Data extracted from a collection
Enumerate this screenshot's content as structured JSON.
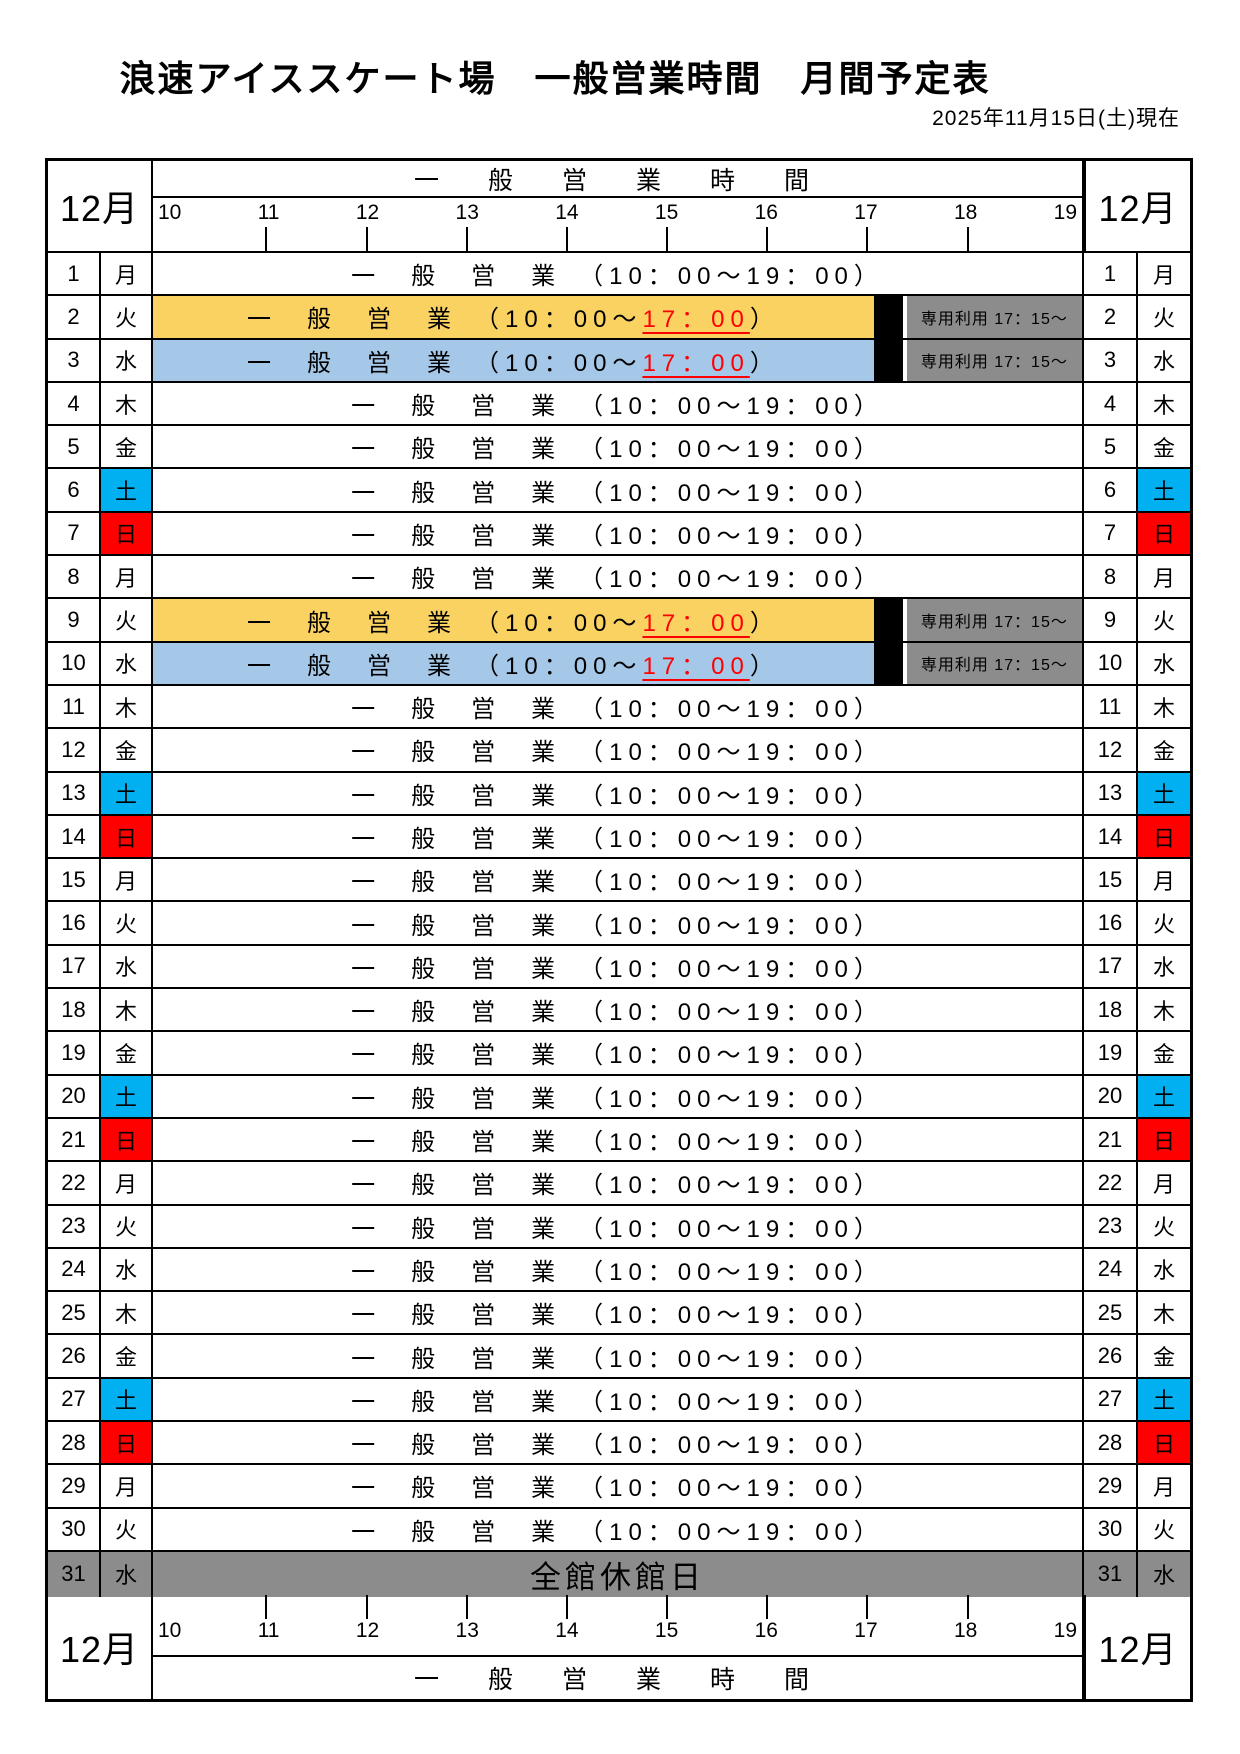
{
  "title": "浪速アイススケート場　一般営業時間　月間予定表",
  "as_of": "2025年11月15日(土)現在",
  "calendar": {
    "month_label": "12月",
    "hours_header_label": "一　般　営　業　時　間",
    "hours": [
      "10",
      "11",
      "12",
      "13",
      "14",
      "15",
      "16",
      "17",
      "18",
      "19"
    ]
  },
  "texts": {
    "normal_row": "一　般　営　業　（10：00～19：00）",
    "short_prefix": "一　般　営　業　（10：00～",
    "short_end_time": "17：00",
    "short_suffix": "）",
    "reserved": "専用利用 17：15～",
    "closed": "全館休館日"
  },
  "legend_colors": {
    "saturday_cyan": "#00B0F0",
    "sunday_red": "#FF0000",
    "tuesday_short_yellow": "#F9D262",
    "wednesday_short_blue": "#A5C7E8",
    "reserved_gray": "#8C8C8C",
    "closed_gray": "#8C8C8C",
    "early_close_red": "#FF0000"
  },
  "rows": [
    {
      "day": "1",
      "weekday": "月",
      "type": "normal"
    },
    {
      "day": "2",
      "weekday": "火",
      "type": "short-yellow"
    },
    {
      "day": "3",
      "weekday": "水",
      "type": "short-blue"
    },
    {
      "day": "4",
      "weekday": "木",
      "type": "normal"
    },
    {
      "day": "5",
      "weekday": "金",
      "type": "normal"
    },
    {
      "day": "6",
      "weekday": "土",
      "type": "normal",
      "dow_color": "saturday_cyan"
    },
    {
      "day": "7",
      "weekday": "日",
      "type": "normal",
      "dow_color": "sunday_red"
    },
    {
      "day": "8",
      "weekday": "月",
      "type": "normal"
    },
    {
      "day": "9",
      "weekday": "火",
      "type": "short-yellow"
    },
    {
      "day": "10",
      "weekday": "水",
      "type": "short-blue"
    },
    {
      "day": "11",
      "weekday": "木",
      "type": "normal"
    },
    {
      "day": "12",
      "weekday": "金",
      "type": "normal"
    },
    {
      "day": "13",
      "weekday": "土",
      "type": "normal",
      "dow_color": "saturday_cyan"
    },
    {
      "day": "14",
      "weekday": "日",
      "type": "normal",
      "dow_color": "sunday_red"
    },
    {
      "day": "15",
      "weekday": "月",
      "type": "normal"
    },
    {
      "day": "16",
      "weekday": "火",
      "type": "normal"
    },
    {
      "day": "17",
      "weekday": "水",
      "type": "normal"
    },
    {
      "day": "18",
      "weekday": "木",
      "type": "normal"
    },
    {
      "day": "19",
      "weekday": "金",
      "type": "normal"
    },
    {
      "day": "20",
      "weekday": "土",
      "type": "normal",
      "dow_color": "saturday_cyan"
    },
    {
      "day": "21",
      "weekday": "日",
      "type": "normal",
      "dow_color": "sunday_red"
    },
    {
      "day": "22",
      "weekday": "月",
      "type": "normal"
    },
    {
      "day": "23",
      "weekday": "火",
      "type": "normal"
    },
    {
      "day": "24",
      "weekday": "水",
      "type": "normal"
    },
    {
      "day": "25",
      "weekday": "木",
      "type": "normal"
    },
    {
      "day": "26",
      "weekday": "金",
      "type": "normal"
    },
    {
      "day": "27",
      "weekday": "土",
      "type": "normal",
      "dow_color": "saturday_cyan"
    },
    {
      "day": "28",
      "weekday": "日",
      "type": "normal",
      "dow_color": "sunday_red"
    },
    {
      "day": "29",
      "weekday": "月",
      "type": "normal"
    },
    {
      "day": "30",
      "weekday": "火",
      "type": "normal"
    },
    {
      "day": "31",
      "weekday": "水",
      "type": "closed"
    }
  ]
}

...

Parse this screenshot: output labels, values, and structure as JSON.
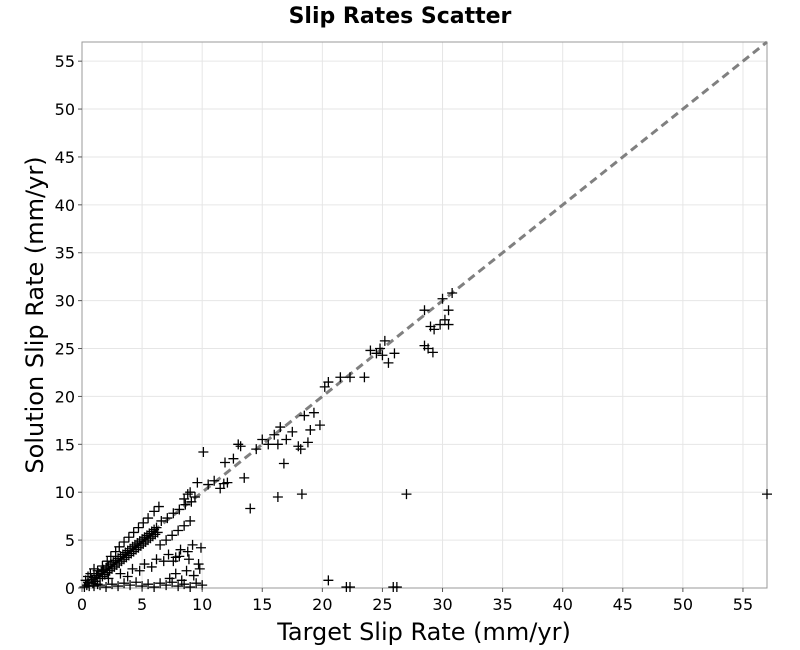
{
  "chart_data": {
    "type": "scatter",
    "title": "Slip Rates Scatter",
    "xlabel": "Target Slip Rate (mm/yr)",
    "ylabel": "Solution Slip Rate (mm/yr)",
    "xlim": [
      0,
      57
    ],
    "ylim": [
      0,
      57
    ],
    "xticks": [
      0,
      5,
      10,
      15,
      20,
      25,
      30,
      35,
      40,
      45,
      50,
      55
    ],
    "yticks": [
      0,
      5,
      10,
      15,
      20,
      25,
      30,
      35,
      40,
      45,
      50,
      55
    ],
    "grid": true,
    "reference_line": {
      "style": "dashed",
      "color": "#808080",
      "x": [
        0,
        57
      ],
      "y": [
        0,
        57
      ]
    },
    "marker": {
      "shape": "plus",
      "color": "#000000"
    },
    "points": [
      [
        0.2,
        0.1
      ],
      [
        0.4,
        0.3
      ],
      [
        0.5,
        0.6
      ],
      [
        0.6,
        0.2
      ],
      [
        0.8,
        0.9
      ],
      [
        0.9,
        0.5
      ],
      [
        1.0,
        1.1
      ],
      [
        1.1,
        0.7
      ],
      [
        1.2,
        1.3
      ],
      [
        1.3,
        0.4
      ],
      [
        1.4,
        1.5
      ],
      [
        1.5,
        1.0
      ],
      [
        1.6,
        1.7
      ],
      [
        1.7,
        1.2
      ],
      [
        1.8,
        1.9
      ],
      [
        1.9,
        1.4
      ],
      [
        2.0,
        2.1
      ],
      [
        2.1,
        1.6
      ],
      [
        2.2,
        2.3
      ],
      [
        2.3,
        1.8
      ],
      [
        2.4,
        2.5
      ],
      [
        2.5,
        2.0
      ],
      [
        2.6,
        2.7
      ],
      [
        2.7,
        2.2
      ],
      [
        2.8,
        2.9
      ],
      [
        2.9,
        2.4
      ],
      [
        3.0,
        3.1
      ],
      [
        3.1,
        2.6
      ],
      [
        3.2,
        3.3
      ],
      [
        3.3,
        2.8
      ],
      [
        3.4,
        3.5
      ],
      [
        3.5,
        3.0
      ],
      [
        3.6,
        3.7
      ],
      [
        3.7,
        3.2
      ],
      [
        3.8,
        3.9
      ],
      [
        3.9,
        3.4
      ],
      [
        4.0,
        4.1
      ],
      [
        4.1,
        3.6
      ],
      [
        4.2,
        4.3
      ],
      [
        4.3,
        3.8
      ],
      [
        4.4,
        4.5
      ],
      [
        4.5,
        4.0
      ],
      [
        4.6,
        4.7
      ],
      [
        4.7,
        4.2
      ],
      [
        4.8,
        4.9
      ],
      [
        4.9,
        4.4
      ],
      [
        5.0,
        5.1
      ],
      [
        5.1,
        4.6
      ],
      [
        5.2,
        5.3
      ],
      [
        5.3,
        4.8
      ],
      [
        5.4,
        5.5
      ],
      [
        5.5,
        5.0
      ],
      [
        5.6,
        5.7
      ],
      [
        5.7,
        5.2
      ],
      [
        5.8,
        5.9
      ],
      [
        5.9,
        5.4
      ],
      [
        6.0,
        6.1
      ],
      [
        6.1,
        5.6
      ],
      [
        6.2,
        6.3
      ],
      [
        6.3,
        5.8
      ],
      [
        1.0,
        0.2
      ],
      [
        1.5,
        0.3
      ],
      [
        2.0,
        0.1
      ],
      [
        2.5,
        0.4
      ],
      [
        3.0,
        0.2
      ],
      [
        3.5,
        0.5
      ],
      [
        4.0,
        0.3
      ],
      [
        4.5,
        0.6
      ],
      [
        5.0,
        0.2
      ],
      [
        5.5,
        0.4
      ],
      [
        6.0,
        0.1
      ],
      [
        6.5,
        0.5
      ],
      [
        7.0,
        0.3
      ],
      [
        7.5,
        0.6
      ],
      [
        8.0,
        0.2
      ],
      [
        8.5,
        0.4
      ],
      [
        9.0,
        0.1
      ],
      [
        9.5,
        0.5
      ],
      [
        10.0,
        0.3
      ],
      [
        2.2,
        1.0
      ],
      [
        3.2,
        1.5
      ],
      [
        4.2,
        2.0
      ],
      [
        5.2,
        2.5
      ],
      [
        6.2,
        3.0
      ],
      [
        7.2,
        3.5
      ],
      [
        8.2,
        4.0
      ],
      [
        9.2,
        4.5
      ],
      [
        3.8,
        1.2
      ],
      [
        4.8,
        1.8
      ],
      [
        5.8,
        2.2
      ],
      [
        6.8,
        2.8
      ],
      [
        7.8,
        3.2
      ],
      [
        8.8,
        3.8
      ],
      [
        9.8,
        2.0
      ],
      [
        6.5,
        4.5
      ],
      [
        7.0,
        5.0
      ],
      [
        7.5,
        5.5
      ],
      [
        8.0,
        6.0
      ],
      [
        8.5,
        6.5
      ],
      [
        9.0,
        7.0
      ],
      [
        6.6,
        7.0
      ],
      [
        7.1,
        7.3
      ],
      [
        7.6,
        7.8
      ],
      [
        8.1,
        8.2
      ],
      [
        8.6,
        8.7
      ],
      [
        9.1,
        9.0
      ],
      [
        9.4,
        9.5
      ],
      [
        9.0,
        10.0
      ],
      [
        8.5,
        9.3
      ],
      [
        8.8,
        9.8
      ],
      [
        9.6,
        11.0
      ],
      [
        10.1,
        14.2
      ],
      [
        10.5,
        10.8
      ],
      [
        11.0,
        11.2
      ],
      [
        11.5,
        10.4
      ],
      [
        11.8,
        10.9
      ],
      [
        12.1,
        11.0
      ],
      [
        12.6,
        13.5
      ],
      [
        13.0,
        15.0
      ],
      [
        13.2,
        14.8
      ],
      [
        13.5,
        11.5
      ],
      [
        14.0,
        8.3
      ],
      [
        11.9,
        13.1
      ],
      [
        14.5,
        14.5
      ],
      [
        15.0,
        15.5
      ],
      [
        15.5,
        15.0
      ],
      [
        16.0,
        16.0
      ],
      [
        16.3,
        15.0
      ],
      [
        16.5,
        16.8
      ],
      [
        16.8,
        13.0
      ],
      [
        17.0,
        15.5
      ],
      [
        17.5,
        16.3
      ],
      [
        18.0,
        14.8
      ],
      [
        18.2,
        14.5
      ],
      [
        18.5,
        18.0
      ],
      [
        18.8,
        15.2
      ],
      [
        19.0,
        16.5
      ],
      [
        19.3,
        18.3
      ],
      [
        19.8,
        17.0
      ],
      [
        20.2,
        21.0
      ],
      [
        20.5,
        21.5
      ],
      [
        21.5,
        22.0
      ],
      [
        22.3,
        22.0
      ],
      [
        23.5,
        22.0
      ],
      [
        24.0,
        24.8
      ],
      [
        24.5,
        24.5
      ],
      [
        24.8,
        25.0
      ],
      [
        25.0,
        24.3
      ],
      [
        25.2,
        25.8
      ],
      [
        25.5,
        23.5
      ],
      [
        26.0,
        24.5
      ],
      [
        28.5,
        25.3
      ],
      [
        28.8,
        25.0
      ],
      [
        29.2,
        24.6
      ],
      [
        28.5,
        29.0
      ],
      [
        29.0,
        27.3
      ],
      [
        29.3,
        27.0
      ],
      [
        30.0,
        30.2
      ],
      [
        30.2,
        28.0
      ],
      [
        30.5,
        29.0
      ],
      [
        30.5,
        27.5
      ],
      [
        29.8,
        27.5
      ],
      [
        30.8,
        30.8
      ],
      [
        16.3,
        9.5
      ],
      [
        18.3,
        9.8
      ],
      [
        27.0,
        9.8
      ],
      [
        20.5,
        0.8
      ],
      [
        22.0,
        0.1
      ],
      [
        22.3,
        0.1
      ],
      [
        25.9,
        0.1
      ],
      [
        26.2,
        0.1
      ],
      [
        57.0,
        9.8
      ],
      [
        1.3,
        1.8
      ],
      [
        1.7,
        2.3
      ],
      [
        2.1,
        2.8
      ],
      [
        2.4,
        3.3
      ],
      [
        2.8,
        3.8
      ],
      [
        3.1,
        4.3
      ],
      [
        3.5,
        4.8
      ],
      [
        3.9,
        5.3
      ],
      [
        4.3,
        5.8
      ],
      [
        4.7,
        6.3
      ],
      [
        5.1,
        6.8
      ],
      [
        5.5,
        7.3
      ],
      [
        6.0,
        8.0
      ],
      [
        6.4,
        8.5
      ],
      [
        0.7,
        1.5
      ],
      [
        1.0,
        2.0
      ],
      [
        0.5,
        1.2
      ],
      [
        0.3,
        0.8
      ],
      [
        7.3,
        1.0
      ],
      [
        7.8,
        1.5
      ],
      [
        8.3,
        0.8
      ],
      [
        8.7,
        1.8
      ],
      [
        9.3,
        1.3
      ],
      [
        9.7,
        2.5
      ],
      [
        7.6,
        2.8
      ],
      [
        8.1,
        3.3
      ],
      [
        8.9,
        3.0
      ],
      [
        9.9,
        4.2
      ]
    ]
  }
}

STATED EXERCISE: Tell how many lines contain the word "this", using only the number.

FULL RESPONSE: 2